### EXERCISE REQUIREMENTS
Reproduce the data in its entirety, exactly as supplied.
* START MATERIAL PROVIDED *
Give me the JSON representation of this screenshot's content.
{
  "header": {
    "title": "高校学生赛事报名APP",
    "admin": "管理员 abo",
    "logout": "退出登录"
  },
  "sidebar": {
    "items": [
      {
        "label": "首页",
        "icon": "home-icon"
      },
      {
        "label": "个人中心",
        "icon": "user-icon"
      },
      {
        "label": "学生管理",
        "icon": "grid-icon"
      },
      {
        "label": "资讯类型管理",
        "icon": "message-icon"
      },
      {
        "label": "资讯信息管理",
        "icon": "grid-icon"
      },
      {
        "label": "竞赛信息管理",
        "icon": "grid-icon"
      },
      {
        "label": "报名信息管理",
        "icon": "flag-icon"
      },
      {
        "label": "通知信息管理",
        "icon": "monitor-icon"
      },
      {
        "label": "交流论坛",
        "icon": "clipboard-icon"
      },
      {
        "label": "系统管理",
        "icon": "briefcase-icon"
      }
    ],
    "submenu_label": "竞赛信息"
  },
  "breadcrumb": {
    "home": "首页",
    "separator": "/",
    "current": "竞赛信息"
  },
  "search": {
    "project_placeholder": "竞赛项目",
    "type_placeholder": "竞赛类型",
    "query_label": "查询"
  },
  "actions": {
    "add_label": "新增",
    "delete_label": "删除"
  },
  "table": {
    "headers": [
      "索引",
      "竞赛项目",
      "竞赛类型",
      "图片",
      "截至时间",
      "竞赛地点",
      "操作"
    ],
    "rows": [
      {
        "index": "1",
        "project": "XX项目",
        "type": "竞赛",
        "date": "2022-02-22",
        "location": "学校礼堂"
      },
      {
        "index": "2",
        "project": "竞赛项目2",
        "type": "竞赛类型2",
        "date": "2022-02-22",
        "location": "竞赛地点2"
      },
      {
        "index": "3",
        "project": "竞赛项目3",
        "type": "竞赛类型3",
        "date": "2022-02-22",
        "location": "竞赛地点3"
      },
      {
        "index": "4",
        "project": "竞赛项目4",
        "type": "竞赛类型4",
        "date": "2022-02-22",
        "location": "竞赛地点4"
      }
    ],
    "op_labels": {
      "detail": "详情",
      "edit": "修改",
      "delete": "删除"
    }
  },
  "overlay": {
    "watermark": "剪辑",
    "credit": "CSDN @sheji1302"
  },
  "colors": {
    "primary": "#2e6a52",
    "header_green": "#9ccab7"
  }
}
* END MATERIAL PROVIDED *
### ANSWER FOR THIS EXERCISE
Give me the JSON representation of this screenshot's content.
{
  "header": {
    "title": "高校学生赛事报名APP",
    "admin": "管理员 abo",
    "logout": "退出登录"
  },
  "sidebar": {
    "items": [
      {
        "label": "首页",
        "icon": "home-icon"
      },
      {
        "label": "个人中心",
        "icon": "user-icon"
      },
      {
        "label": "学生管理",
        "icon": "grid-icon"
      },
      {
        "label": "资讯类型管理",
        "icon": "message-icon"
      },
      {
        "label": "资讯信息管理",
        "icon": "grid-icon"
      },
      {
        "label": "竞赛信息管理",
        "icon": "grid-icon"
      },
      {
        "label": "报名信息管理",
        "icon": "flag-icon"
      },
      {
        "label": "通知信息管理",
        "icon": "monitor-icon"
      },
      {
        "label": "交流论坛",
        "icon": "clipboard-icon"
      },
      {
        "label": "系统管理",
        "icon": "briefcase-icon"
      }
    ],
    "submenu_label": "竞赛信息"
  },
  "breadcrumb": {
    "home": "首页",
    "separator": "/",
    "current": "竞赛信息"
  },
  "search": {
    "project_placeholder": "竞赛项目",
    "type_placeholder": "竞赛类型",
    "query_label": "查询"
  },
  "actions": {
    "add_label": "新增",
    "delete_label": "删除"
  },
  "table": {
    "headers": [
      "索引",
      "竞赛项目",
      "竞赛类型",
      "图片",
      "截至时间",
      "竞赛地点",
      "操作"
    ],
    "rows": [
      {
        "index": "1",
        "project": "XX项目",
        "type": "竞赛",
        "date": "2022-02-22",
        "location": "学校礼堂"
      },
      {
        "index": "2",
        "project": "竞赛项目2",
        "type": "竞赛类型2",
        "date": "2022-02-22",
        "location": "竞赛地点2"
      },
      {
        "index": "3",
        "project": "竞赛项目3",
        "type": "竞赛类型3",
        "date": "2022-02-22",
        "location": "竞赛地点3"
      },
      {
        "index": "4",
        "project": "竞赛项目4",
        "type": "竞赛类型4",
        "date": "2022-02-22",
        "location": "竞赛地点4"
      }
    ],
    "op_labels": {
      "detail": "详情",
      "edit": "修改",
      "delete": "删除"
    }
  },
  "overlay": {
    "watermark": "剪辑",
    "credit": "CSDN @sheji1302"
  },
  "colors": {
    "primary": "#2e6a52",
    "header_green": "#9ccab7"
  }
}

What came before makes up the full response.